▶ _Text block_:
Posted by on Thursday, October 16, 2014 in News.

OUCRL Leads a Student Delegation to the Fourth Annual President’s Interfaith and Community Service Campus Challenge National Gathering

September 22-23, The George Washington University

https://www.facebook.com/events/821462544548055/

Rev. Mark Forrester, along with a delegation of three Vanderbilt students, took part in a called gathering of interfaith campus leaders by President Obama. Below are two of our delegates offering reflections of this inspiring event!

Attending the President’s Interfaith and Community Service Campus Challenge was a great experience as Vanderbilt’s Interfaith Council president.  I focused my attention at the convention mostly on how to improve the programming that we already have in place to foster interfaith dialogue on campus.  The large group plenaries at the beginning of each day offered insight into the importance of engaging in interfaith dialogue, particularly through community service.  Data presented on the statistics of universities who do so, highly suggested that campuses are much better off when they engage in this type of activity.  This left me feeling motivated to boost interfaith interactions on Vanderbilt’s campus.

There are a couple tangible ways in which I look forward to advancing interfaith activity on campus.  First off, as the council’s president, I have the ability to choose specific conversations topics as well as conversations styles that are used in our bi-monthly meetings.  Because of this convention, I now feel more encouraged to change up our meetings a bit in order to create a variety of interactions among the people who attend these meetings.  I also aim to foster more dialogue between religious organizations on campus.  I will do this by encouraging more collaborative events and establishing regular meetings with representatives from these organizations.  This gathering in DC has left me excited about the prospect of further promoting interfaith dialogue on Vanderbilt’s campus!

▶ _Things to do_:
**A.** In the listing, repeat word for word the part that opens with the line containing "message-text: woc <box>33 462 63 480</box>" and closes with the line containing "message-text: 没用过 <box>33 294 79 312</box>", including both of those lines.
**B.** Continue the post about the student delegation to the interfaith campus gathering from the point where it stops.

▶ _Supplied information_:

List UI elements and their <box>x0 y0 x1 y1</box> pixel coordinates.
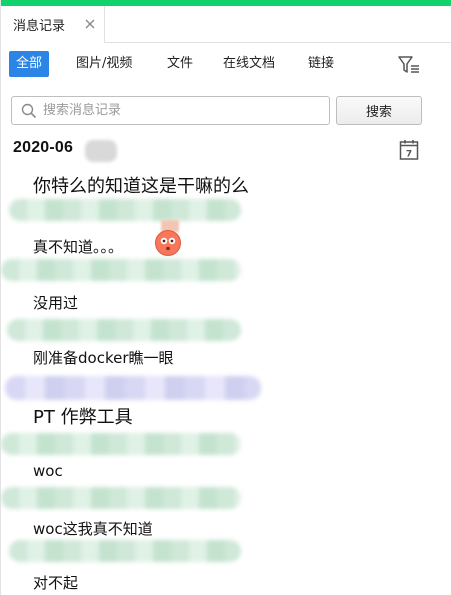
message-text: woc <box>33 462 63 480</box>
message-list: 你特么的知道这是干嘛的么 真不知道。。。 没用过 刚准备docker瞧一眼 PT… <box>1 0 451 595</box>
message-text: 真不知道。。。 <box>33 238 124 256</box>
flushed-face-emoji <box>154 229 184 257</box>
sender-name-redaction <box>9 540 241 562</box>
sender-name-redaction <box>9 199 241 221</box>
sender-name-redaction <box>5 376 261 400</box>
message-text: 没用过 <box>33 294 79 312</box>
message-text: 刚准备docker瞧一眼 <box>33 349 174 367</box>
message-text: 你特么的知道这是干嘛的么 <box>33 176 249 197</box>
sender-name-redaction <box>1 259 241 281</box>
sender-name-redaction <box>1 433 241 455</box>
sender-name-redaction <box>1 487 241 509</box>
message-text: PT 作弊工具 <box>33 407 133 428</box>
chat-history-window: 消息记录 全部 图片/视频 文件 在线文档 链接 搜索消息记录 搜索 2020-… <box>0 0 451 595</box>
message-text: woc这我真不知道 <box>33 520 153 538</box>
sender-name-redaction <box>7 319 241 341</box>
message-text: 对不起 <box>33 574 79 592</box>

▶ _Answers to the problems_:
**A.**
message-text: woc <box>33 462 63 480</box>
message-list: 你特么的知道这是干嘛的么 真不知道。。。 没用过 刚准备docker瞧一眼 PT… <box>1 0 451 595</box>
message-text: 真不知道。。。 <box>33 238 124 256</box>
flushed-face-emoji <box>154 229 184 257</box>
sender-name-redaction <box>9 540 241 562</box>
sender-name-redaction <box>9 199 241 221</box>
sender-name-redaction <box>5 376 261 400</box>
message-text: 没用过 <box>33 294 79 312</box>

**B.**
Aleezah Merali

President of Vanderbilt Interfaith Council

The time I spent with the Vanderbilt contingent to DC stirred up my interest in interreligious discourse. As a pastor-in-training considering a vocation in both congregational ministry and college chaplaincy, I was inspired to move beyond what often feels like oversimplified claims that pluralistic dialogue is held captive by fundamentalist monologue. As a person of faith who wants to build bridges between all expressions of faith, I find interreligious discourse a fascinating route between even pluralists and fundamentalists. From my Christian perspective, if both higher education and “the church” want to have any relevance in resisting the devastating impacts of globalized consumerism in the 21st century, bringing people’s thought worlds and faith expressions into “learning communities that matter” might just be their single greatest task.